Tasks to perform =
A) Please return the part of the passage on Australian football in New Zealand starting at "Wellington defeated Canterbury" and ending at "and Queensland (30%).".
B) Answer these questions from the passage on Australian football in New Zealand:
(i) How many clubs were there across the country in 1906?
(ii) Who was elected the first president of the New Zealand Football League?
(iii) Which two sides did New Zealand defeat at the 1908 Jubilee Australasian Football Carnival?

Provided text =
↓↓↓

The Auckland league expanded from 1906 to feature additional clubs including the Eden Football Club (who won back-to-back Auckland Australian Football League premierships in 1907 & 1908) and a thriving junior competition. On the south island, regular matches began to be played in Invercargill. All told in 1906 there were more than 60 clubs across 8 associations including the centres of Auckland, Dunedin, Wellington, Palmerston, Christchurch and Napier.

The first national body, the New Zealand Football League, formed in 1907 at the Naval & Family Hotel in Auckland, including representatives from all provinces, which set about planning for the Australian tour, noting the rapidly growing popularity of the code across the country. At the meeting, the NZFL adopted a national code of laws and elected its first president Dr Tracy Inglis.

However the Australasian Football Council president Con Hickey in 1907 was quick to pour cold water on the game's growth in New Zealand, declaring that despite the game being played overseas the primary focus should be on developing the game in Australia, promoting inter-state competition, and that there would be no attempt to "oust rugby" in places where it was growing in popularity.

Wellington defeated Canterbury in a match between the two provinces in July 1907.

In 1908, New Zealand defeated both New South Wales and Queensland at the Jubilee Australasian Football Carnival an event held in Melbourne, at the Melbourne Cricket Ground, to celebrate 50 years of Australian Football. Despite the country's onfield success, the Australasian Football Council decided to allocate just 20% of its game promotion fund to New Zealand, with the majority going to New South Wales (50%) and Queensland (30%).

By 1909, the game was rapidly growing had become established in Auckland, Waihi, Poverty Bay, Canterbury, Otago, Taihape and Utiki and moves were being made to establish a league in the Southland at Invercargill.

↑↑↑

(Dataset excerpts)
↓↓↓

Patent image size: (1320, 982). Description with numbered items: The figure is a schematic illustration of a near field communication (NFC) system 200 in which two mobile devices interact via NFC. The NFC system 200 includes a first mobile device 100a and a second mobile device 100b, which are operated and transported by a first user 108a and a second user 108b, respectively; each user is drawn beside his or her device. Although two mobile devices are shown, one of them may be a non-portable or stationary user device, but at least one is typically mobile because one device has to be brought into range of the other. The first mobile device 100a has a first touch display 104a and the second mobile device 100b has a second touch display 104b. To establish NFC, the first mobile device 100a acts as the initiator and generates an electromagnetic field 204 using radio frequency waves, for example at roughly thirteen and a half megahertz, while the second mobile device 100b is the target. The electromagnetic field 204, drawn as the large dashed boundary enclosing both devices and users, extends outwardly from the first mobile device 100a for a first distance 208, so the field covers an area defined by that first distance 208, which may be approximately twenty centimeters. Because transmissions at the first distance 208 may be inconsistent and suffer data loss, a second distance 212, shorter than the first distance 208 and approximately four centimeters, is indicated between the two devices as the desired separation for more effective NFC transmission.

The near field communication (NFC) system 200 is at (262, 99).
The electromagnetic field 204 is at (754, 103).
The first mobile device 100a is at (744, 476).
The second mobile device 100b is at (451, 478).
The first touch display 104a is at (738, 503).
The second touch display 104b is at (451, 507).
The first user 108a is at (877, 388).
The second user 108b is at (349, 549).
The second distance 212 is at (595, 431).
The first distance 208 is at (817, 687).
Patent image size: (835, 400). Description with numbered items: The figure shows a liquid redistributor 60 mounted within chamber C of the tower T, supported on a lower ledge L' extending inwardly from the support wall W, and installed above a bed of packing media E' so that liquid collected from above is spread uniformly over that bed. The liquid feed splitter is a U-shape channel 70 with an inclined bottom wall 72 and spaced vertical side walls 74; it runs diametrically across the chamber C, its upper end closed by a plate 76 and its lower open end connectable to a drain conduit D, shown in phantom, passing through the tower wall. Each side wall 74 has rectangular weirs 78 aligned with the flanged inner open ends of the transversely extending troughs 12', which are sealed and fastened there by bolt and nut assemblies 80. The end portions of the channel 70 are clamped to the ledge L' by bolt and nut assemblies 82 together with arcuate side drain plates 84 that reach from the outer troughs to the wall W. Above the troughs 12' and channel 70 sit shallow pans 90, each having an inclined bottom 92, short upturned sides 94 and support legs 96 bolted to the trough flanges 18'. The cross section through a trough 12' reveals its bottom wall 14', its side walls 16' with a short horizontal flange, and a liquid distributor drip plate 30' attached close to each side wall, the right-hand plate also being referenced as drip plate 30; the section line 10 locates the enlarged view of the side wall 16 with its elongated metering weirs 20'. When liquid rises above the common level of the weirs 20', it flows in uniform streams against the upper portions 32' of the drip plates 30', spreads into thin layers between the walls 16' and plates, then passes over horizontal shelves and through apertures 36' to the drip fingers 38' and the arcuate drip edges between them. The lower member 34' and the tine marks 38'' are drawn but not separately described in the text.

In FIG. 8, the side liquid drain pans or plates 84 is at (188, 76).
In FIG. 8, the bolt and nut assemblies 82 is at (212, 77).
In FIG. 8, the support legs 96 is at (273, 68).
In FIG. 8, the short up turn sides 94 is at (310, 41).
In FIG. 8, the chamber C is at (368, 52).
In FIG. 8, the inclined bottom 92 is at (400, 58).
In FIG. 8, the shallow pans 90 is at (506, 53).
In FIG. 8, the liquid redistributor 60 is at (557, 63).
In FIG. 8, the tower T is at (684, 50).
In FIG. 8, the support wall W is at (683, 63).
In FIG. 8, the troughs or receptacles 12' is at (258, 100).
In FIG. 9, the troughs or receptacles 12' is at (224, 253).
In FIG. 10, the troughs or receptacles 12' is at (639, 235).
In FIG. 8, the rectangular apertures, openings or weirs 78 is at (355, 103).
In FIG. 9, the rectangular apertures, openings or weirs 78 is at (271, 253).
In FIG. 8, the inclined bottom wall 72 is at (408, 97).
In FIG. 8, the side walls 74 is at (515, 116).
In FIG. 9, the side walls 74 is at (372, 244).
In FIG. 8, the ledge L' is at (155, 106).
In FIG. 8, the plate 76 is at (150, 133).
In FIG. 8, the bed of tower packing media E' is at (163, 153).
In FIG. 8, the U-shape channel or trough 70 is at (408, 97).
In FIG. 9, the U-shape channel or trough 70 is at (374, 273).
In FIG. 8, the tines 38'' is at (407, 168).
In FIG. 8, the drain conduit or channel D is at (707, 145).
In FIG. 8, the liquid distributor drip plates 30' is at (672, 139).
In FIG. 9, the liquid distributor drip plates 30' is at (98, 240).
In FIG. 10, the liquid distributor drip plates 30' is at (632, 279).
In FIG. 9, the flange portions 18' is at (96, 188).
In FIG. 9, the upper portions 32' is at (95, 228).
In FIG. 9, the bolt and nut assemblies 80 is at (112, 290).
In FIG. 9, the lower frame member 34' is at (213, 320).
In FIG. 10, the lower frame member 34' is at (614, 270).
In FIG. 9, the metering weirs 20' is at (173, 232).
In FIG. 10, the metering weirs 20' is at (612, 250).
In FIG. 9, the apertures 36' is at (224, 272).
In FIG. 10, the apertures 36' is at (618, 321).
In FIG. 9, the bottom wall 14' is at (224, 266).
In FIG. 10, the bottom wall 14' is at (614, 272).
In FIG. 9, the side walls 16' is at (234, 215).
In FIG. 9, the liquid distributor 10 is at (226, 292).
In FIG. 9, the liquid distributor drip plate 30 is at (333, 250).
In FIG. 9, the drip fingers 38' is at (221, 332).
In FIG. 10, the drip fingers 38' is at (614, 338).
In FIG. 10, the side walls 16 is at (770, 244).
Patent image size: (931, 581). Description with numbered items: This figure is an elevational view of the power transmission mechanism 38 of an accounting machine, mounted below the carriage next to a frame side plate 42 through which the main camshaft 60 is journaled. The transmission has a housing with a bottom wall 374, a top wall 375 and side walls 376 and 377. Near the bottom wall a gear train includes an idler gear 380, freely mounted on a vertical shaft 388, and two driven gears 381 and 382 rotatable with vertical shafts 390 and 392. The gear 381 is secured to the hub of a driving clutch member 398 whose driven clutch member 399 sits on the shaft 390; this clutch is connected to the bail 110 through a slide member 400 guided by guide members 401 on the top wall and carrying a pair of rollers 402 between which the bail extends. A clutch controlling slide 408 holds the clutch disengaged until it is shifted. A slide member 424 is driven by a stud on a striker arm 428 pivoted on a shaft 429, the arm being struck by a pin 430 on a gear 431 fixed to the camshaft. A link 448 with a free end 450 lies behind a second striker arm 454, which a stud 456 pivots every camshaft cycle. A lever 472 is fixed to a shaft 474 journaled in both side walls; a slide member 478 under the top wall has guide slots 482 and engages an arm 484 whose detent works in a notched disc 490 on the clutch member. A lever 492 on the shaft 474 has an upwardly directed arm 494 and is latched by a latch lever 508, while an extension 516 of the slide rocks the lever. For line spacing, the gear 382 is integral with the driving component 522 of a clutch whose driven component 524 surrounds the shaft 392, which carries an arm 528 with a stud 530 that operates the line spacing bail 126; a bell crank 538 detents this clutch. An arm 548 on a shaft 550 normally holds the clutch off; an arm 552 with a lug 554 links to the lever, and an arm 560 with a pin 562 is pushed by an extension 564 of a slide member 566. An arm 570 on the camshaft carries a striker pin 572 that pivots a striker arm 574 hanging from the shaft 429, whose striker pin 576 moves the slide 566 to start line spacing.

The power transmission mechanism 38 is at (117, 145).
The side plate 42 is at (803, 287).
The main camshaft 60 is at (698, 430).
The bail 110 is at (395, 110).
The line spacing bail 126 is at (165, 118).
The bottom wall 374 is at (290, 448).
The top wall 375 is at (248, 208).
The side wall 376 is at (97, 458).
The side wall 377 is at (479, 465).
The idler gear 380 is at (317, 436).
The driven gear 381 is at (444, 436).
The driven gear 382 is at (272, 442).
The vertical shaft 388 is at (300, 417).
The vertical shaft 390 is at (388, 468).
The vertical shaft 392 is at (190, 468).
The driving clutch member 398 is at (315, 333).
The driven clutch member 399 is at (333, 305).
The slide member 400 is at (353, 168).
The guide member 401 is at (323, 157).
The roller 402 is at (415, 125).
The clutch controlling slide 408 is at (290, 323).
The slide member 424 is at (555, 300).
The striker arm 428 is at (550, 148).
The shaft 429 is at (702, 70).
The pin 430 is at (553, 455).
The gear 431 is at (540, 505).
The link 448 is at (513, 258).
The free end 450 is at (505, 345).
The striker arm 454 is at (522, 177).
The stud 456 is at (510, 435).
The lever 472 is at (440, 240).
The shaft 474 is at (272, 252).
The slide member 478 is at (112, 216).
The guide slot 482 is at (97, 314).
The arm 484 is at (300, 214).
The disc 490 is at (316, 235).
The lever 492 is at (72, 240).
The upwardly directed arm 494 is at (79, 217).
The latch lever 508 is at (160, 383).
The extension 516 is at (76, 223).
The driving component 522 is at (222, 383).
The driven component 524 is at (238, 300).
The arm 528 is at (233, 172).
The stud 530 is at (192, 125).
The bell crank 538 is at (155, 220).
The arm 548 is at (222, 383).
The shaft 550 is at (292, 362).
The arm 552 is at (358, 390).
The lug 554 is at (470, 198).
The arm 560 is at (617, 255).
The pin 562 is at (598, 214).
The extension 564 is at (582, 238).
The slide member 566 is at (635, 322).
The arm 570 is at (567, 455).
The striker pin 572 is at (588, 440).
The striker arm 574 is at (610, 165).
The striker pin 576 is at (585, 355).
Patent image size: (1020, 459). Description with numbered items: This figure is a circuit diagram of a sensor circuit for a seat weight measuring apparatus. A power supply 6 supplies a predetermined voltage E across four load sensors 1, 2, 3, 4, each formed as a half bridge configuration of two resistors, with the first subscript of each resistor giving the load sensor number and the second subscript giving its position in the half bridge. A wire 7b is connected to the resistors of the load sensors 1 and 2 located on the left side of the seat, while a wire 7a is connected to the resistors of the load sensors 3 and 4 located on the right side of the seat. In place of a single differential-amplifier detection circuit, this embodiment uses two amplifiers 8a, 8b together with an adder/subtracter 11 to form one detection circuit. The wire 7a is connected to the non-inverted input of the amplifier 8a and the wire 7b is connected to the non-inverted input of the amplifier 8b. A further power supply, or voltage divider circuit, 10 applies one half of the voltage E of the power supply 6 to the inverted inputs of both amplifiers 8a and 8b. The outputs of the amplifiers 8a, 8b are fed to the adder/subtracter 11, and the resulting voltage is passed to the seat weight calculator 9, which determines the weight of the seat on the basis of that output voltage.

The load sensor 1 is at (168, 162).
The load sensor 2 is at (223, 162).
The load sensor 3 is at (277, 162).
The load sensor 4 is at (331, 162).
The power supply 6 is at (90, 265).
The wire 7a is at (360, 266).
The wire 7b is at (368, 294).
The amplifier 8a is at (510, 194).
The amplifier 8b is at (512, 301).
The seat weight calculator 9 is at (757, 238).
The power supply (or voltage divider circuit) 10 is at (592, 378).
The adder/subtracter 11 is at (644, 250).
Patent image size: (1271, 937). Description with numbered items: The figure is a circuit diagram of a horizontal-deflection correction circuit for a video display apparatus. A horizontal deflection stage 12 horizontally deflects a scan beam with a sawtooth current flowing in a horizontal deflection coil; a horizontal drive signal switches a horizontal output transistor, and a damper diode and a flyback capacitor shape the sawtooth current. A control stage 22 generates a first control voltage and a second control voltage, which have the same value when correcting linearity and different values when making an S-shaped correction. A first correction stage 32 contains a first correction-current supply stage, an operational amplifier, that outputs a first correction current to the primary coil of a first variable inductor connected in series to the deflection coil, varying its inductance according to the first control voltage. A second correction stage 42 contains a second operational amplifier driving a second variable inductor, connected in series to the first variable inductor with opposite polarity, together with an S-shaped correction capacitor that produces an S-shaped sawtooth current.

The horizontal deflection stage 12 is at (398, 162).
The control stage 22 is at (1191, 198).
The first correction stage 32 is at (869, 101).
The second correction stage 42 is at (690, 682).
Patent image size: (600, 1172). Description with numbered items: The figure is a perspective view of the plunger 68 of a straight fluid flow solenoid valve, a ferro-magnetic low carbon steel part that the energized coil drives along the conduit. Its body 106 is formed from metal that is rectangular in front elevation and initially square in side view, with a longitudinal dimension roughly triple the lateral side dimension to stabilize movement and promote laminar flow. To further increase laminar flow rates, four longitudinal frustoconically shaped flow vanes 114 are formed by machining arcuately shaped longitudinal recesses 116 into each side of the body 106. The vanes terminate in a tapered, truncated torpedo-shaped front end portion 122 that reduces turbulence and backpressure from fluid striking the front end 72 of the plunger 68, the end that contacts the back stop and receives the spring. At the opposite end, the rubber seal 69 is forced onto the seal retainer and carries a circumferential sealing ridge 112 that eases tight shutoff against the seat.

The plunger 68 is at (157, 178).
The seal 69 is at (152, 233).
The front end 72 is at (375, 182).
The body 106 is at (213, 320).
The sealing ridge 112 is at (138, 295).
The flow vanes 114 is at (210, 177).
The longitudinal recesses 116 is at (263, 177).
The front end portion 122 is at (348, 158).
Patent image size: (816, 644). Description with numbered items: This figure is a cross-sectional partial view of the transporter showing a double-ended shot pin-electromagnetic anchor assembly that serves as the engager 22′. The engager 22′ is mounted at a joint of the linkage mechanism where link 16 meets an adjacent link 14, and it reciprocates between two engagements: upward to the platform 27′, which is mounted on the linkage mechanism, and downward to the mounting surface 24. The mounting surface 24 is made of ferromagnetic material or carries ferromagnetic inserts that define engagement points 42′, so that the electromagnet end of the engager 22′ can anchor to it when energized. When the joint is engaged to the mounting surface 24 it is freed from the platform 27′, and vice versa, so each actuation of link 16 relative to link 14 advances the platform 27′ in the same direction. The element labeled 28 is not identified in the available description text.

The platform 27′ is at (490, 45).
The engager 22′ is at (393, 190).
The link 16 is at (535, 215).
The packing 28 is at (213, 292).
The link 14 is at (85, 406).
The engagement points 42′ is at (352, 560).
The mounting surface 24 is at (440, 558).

↑↑↑

Exercise solutions =
A)
Wellington defeated Canterbury in a match between the two provinces in July 1907.

In 1908, New Zealand defeated both New South Wales and Queensland at the Jubilee Australasian Football Carnival an event held in Melbourne, at the Melbourne Cricket Ground, to celebrate 50 years of Australian Football. Despite the country's onfield success, the Australasian Football Council decided to allocate just 20% of its game promotion fund to New Zealand, with the majority going to New South Wales (50%) and Queensland (30%).

B)
(i) More than 60
(ii) Dr Tracy Inglis
(iii) New South Wales and Queensland